:: Set problem ::
Report how many lines in the listing below include the word "Adults". Write nothing besides the number.

═══

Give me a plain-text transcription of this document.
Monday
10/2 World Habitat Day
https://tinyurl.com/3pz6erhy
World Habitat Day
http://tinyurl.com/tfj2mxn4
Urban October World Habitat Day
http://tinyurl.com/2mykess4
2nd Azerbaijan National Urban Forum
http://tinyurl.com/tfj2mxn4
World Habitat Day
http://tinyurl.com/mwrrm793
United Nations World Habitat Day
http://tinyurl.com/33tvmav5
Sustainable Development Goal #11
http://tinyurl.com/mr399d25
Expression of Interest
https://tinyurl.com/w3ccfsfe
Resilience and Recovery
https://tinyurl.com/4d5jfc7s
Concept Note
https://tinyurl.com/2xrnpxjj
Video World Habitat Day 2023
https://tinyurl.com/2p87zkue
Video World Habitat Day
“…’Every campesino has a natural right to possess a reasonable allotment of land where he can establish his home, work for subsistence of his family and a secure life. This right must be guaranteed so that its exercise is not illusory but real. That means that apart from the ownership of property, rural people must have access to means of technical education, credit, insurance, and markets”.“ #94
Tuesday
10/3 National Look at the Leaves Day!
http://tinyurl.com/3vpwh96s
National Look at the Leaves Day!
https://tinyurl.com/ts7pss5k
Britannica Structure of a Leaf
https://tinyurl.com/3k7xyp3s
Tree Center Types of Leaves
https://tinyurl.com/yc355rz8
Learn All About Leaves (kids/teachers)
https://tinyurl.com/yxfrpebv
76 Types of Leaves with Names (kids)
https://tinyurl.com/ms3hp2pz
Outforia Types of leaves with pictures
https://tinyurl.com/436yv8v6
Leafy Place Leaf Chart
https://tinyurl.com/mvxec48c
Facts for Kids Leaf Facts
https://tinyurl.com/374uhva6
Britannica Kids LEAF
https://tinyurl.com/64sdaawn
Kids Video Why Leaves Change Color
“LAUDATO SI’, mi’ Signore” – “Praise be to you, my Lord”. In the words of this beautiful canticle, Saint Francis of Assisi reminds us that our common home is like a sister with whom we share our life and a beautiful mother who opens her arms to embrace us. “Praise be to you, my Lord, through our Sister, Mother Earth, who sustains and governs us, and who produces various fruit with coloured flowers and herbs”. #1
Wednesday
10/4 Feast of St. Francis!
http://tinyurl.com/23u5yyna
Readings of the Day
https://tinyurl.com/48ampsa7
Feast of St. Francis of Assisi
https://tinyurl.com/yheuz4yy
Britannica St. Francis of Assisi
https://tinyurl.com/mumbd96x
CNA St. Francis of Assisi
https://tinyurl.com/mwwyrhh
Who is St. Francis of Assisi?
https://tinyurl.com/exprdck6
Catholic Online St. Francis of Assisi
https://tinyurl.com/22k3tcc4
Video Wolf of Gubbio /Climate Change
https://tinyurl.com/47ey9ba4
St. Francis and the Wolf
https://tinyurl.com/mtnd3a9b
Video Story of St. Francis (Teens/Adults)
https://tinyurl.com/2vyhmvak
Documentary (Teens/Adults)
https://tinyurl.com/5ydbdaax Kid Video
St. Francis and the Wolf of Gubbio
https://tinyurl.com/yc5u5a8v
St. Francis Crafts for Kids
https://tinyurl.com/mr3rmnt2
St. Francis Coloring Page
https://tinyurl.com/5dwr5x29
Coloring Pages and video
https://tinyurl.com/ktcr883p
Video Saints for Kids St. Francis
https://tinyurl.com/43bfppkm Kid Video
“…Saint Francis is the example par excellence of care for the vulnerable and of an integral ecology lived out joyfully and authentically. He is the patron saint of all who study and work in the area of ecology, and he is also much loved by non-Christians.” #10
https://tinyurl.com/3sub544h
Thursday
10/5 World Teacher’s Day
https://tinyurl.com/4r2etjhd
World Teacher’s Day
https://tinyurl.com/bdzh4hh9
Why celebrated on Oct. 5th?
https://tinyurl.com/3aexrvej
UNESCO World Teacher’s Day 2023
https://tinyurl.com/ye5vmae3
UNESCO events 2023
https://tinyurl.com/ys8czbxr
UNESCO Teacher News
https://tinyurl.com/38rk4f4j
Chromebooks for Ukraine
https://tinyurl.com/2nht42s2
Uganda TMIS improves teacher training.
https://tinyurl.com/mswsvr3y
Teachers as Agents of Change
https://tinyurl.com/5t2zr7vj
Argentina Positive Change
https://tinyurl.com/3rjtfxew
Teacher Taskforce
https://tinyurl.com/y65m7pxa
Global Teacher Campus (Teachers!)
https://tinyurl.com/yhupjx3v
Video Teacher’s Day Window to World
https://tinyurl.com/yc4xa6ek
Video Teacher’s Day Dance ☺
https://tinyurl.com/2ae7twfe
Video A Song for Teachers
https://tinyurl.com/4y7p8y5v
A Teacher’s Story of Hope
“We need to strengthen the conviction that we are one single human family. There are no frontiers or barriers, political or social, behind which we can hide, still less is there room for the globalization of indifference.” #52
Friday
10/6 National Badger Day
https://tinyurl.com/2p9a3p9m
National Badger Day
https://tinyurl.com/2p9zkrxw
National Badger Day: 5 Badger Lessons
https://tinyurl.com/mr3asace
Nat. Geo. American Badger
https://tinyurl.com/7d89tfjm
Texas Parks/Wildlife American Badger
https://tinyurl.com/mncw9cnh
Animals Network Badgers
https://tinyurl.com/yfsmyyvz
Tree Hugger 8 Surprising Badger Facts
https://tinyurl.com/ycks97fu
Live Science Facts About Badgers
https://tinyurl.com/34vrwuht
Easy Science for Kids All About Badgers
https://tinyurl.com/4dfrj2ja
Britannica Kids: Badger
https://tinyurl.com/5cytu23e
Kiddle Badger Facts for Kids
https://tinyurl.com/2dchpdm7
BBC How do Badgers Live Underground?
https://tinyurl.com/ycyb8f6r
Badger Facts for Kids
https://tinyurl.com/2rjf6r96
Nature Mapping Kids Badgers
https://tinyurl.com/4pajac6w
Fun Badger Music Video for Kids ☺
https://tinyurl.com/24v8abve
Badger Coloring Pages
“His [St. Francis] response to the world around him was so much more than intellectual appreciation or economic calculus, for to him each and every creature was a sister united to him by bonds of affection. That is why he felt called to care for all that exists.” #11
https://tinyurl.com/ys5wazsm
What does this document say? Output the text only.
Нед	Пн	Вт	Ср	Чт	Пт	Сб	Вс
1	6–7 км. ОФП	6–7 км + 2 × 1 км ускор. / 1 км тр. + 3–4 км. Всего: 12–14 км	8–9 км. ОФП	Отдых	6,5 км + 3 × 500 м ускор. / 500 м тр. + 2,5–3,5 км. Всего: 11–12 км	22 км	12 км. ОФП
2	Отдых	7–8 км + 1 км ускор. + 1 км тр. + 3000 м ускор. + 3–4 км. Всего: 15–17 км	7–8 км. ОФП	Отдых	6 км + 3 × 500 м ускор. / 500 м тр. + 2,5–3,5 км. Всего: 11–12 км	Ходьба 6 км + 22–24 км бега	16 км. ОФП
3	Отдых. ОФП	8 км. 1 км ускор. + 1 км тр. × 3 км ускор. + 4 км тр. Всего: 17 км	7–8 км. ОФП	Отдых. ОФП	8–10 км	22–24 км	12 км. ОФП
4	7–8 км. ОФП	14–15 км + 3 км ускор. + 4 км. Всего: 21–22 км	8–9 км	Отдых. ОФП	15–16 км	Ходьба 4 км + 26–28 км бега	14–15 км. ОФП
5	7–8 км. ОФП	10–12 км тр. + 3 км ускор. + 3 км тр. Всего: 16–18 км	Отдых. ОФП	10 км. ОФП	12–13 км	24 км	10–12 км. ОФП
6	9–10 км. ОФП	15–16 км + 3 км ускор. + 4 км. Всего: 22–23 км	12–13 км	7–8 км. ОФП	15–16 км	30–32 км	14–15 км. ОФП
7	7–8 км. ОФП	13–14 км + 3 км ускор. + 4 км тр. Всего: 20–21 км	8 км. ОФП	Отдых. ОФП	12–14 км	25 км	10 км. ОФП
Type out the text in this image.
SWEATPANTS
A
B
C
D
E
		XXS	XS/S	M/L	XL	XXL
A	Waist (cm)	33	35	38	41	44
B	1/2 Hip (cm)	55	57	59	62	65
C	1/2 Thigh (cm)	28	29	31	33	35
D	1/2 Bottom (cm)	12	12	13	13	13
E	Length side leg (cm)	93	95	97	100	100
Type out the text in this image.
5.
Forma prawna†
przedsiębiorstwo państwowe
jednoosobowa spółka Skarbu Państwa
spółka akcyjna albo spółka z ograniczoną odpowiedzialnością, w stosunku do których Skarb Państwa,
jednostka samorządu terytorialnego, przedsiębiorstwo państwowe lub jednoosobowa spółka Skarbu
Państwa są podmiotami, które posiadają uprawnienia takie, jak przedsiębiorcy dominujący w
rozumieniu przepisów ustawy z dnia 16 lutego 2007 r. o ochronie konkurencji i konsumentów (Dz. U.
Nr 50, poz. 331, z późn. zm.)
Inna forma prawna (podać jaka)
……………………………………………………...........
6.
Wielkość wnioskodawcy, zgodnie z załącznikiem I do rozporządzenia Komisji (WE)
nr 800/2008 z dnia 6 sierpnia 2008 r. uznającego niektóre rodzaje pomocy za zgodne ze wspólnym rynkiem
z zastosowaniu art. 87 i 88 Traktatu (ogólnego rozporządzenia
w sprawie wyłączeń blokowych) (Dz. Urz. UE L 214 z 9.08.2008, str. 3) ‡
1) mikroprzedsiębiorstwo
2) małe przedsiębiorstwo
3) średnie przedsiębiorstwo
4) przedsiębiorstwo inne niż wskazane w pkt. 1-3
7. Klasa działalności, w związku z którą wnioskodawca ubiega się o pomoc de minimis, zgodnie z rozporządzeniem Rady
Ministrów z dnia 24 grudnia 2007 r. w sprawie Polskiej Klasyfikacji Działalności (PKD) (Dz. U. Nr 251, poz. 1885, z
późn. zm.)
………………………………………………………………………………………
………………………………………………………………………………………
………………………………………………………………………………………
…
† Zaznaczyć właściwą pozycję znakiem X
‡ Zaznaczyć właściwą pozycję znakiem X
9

═══

:: Answer in full ::
2